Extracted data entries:
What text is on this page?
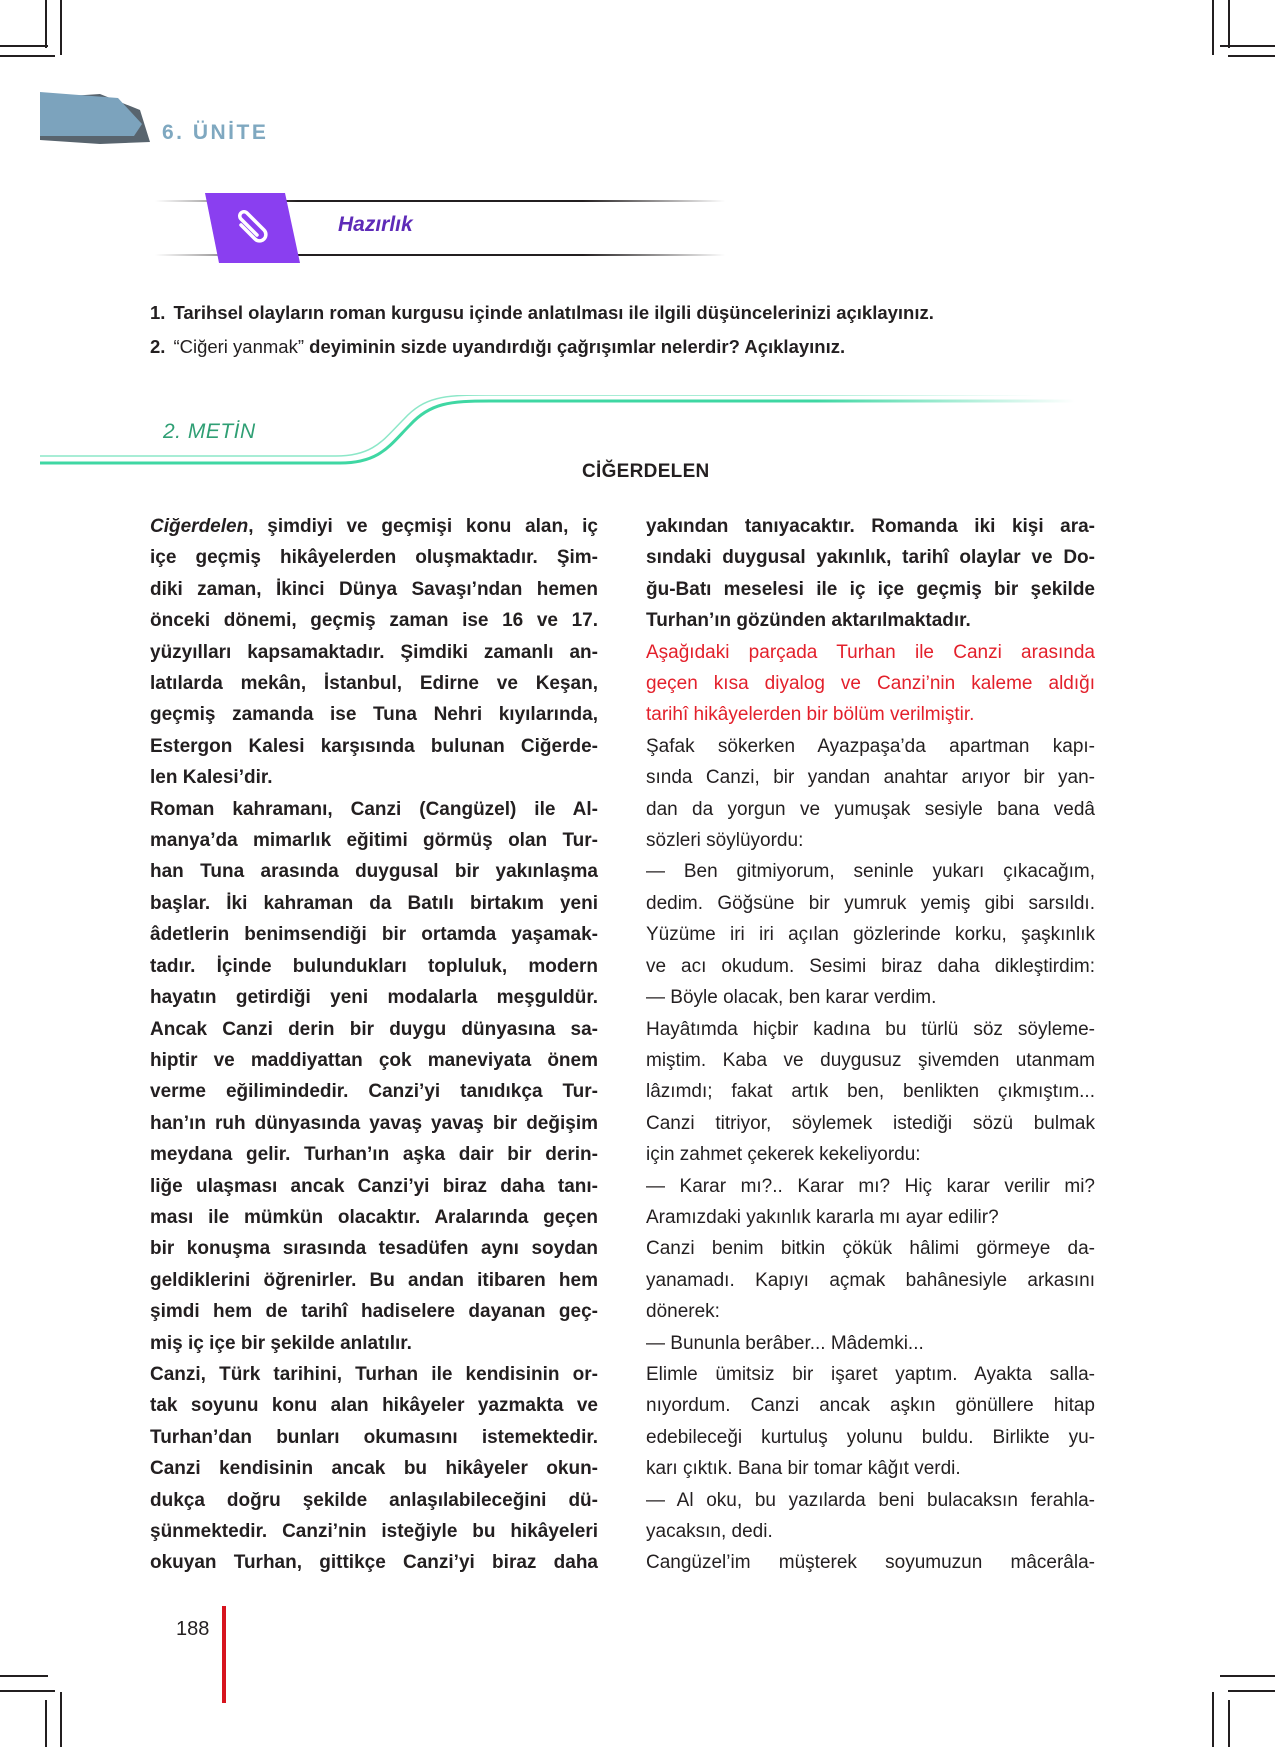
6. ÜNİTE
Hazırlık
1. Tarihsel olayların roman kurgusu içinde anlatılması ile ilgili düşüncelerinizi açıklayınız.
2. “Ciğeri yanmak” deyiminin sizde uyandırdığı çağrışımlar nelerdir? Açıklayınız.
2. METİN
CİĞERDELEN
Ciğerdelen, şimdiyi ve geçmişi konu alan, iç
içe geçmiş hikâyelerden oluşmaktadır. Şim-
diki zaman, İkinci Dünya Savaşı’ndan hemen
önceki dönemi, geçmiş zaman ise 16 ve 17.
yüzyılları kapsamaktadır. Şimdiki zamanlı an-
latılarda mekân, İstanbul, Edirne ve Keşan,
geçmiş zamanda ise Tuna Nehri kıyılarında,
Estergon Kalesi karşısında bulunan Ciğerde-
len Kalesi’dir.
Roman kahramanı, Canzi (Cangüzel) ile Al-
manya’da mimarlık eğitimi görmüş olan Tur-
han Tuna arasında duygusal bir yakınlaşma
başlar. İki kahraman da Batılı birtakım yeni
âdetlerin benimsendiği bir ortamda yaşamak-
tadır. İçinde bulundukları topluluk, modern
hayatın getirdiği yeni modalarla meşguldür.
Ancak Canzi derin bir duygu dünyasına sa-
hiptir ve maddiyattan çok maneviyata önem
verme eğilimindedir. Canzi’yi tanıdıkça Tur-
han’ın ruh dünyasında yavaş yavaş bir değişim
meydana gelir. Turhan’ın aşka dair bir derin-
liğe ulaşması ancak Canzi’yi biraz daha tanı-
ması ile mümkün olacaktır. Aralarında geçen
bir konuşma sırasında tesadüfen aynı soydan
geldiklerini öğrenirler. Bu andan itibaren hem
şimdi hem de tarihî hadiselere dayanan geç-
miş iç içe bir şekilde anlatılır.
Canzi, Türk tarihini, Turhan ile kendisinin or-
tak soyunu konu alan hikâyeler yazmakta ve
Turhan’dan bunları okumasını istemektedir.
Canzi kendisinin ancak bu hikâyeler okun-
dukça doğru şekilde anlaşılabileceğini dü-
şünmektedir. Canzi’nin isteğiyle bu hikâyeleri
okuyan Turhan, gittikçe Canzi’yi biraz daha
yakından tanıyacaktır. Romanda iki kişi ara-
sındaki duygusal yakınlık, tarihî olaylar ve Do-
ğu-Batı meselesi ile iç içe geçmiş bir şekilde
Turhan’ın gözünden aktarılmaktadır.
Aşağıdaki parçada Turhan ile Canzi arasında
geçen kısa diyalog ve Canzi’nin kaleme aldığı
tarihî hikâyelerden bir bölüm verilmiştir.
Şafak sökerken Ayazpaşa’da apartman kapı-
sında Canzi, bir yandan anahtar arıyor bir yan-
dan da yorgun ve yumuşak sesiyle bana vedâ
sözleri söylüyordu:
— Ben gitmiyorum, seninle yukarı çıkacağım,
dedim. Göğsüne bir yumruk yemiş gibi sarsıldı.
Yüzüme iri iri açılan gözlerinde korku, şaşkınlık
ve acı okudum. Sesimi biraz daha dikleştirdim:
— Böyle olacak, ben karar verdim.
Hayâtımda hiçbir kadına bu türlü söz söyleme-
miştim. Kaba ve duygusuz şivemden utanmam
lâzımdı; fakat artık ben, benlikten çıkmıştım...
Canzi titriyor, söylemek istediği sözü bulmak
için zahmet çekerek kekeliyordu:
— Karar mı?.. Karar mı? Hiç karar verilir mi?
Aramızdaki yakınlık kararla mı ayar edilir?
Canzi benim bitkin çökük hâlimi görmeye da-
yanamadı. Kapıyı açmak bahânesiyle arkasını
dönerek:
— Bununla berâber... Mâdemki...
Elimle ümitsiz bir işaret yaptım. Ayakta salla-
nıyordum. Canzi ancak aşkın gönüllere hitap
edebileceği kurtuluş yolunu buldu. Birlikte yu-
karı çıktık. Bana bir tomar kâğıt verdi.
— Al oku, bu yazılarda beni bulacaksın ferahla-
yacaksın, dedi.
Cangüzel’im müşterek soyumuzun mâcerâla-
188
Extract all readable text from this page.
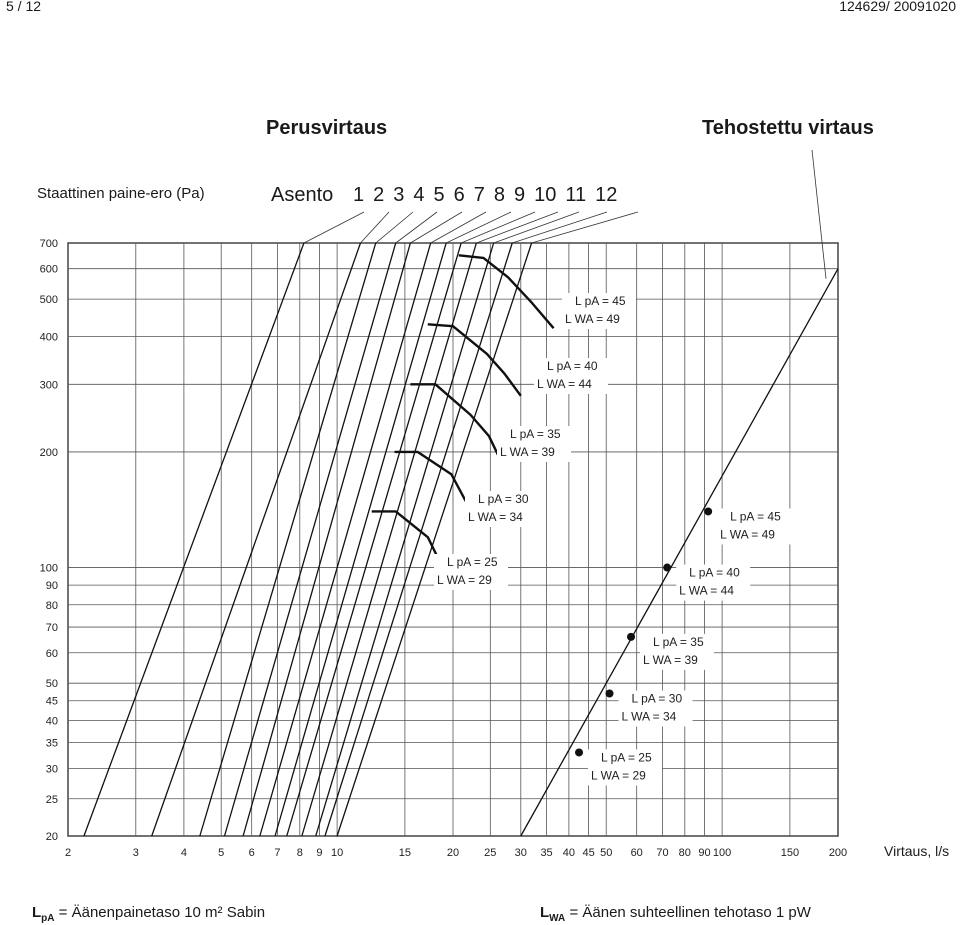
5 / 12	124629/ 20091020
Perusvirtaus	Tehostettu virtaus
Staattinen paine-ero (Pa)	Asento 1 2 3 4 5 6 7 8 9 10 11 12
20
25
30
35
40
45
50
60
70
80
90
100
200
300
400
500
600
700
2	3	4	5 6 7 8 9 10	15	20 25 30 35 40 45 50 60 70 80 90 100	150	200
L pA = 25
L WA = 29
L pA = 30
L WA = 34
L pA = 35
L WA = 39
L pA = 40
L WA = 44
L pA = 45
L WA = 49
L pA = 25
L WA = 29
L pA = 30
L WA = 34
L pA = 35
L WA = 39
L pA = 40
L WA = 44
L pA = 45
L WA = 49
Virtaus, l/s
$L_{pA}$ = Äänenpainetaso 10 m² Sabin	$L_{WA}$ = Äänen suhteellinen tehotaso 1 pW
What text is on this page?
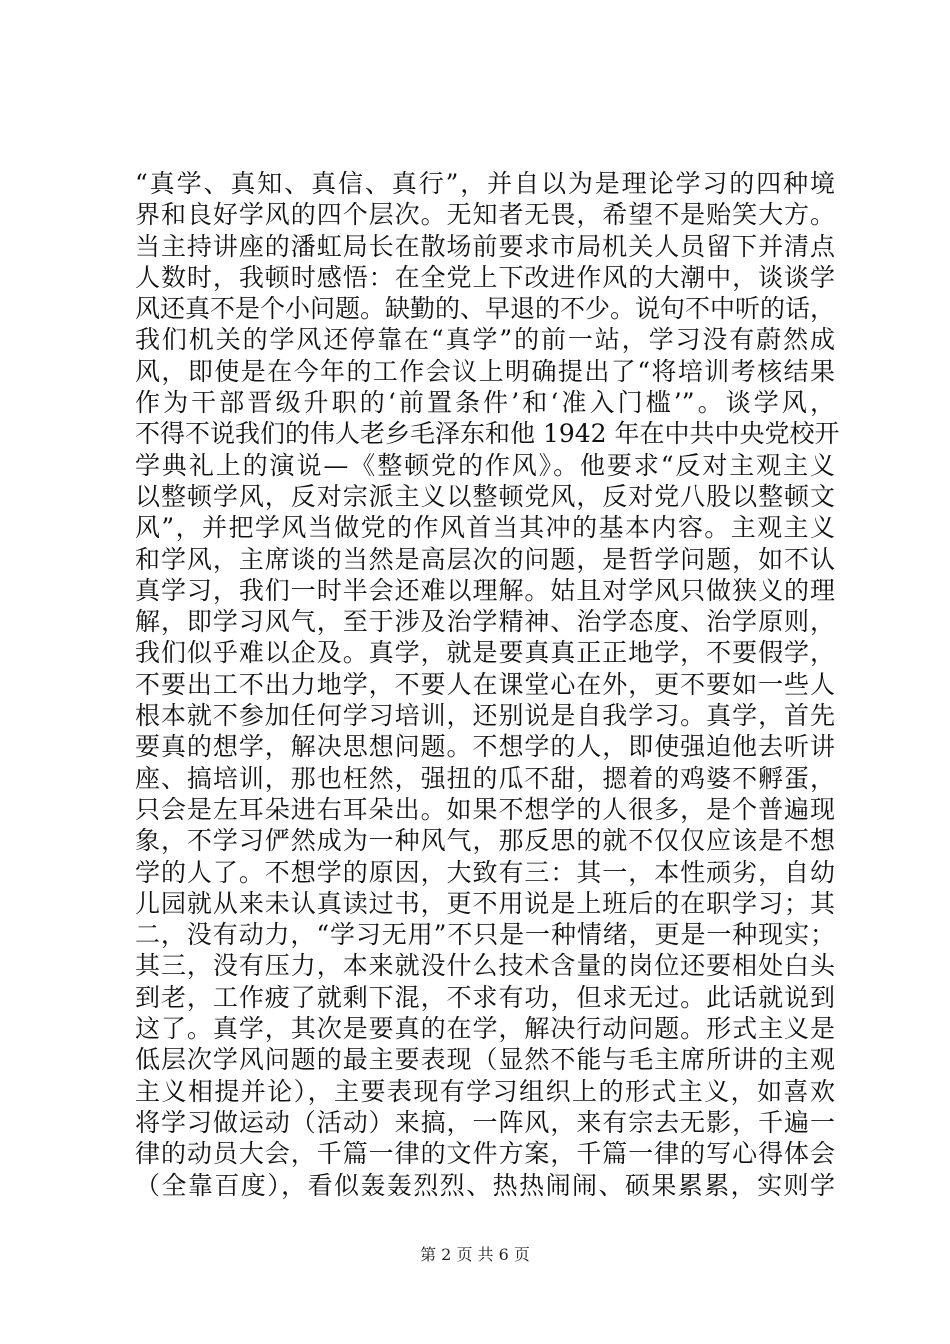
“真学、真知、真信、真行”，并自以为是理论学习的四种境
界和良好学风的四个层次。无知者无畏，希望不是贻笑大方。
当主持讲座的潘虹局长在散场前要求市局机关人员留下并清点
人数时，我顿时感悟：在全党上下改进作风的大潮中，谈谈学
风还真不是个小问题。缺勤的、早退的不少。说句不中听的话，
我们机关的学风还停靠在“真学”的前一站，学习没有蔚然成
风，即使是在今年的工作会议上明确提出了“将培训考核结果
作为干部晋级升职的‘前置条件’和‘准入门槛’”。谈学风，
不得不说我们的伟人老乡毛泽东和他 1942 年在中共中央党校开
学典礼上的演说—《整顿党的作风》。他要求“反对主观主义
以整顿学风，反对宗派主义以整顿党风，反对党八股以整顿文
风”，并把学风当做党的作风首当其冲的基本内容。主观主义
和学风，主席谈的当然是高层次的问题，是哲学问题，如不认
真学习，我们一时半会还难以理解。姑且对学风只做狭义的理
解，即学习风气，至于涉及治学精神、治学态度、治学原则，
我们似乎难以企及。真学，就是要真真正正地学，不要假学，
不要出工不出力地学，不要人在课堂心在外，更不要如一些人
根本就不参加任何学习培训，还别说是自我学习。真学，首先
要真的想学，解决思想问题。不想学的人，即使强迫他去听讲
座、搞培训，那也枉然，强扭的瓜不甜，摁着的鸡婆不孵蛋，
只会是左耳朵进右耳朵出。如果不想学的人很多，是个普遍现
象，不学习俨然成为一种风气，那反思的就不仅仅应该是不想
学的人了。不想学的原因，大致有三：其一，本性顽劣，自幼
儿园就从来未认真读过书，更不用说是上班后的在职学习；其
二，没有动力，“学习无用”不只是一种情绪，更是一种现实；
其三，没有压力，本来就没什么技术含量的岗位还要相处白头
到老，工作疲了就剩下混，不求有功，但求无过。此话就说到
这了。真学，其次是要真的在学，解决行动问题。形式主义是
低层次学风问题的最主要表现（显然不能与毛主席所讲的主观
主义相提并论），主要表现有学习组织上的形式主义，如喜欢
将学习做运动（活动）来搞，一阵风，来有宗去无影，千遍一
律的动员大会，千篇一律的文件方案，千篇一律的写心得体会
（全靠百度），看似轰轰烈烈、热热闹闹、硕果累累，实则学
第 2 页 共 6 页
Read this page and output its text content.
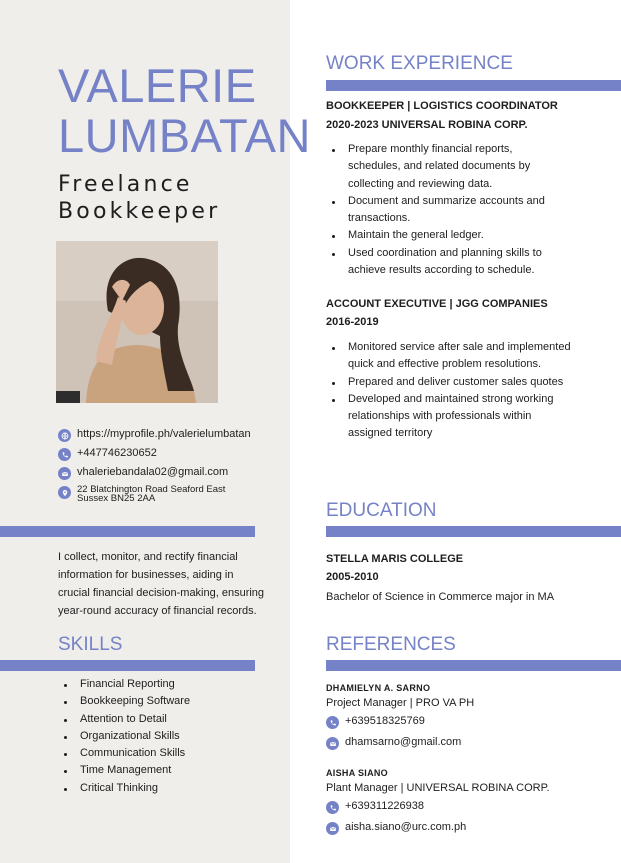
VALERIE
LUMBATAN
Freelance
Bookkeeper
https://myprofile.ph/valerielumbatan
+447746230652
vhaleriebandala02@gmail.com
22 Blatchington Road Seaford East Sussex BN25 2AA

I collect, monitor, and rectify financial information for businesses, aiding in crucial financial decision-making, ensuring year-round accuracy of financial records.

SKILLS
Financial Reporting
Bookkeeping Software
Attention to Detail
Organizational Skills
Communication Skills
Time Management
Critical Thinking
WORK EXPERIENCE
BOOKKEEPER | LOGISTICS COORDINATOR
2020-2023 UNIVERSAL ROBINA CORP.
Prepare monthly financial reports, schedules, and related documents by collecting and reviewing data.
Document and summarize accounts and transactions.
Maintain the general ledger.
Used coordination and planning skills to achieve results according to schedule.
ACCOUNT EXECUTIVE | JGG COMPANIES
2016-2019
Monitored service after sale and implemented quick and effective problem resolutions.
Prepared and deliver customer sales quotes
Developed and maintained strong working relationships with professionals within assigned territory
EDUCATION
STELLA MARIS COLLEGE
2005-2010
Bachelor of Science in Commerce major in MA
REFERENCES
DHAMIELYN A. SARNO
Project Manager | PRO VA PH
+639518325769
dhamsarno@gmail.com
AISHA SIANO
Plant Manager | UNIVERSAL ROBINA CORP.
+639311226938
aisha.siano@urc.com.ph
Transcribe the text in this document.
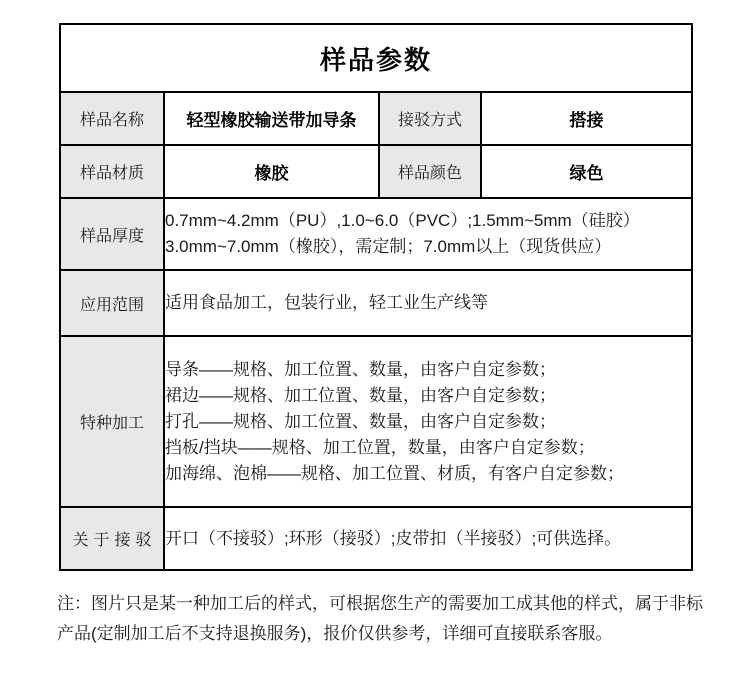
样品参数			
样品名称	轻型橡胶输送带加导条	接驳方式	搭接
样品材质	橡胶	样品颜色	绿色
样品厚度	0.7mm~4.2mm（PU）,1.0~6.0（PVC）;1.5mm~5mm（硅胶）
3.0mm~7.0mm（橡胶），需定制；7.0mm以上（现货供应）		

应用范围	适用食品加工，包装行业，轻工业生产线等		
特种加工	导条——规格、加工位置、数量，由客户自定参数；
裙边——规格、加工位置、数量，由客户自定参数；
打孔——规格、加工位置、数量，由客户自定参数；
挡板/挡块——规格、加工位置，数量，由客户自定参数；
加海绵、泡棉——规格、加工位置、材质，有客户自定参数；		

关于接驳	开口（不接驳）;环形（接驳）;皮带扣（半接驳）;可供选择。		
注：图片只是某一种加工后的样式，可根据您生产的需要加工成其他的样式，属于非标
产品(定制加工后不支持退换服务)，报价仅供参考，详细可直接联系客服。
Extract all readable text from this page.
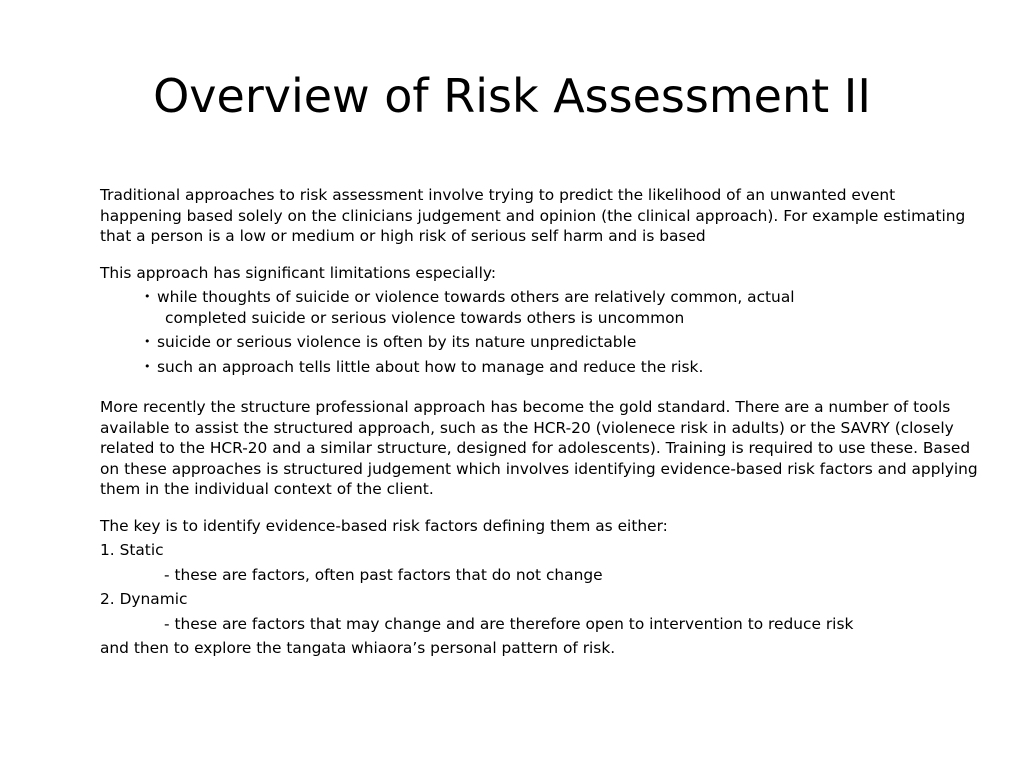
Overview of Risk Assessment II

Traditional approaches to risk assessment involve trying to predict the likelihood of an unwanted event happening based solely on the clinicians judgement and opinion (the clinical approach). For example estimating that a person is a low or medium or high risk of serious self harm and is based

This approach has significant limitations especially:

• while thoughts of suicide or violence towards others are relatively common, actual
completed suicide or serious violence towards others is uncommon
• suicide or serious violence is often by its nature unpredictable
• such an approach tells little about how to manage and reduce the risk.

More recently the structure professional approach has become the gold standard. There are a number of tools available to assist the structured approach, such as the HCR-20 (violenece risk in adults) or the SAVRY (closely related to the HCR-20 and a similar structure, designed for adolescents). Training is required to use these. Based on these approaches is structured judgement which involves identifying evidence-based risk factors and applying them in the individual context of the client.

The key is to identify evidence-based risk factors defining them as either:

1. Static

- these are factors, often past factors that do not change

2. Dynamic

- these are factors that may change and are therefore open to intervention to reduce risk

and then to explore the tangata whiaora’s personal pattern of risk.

Exercise requirements - Pick out and copy the lines of the entries that hold the string "judgement".

Task output -
Traditional approaches to risk assessment involve trying to predict the likelihood of an unwanted event happening based solely on the clinicians judgement and opinion (the clinical approach). For example estimating that a person is a low or medium or high risk of serious self harm and is based
More recently the structure professional approach has become the gold standard. There are a number of tools available to assist the structured approach, such as the HCR-20 (violenece risk in adults) or the SAVRY (closely related to the HCR-20 and a similar structure, designed for adolescents). Training is required to use these. Based on these approaches is structured judgement which involves identifying evidence-based risk factors and applying them in the individual context of the client.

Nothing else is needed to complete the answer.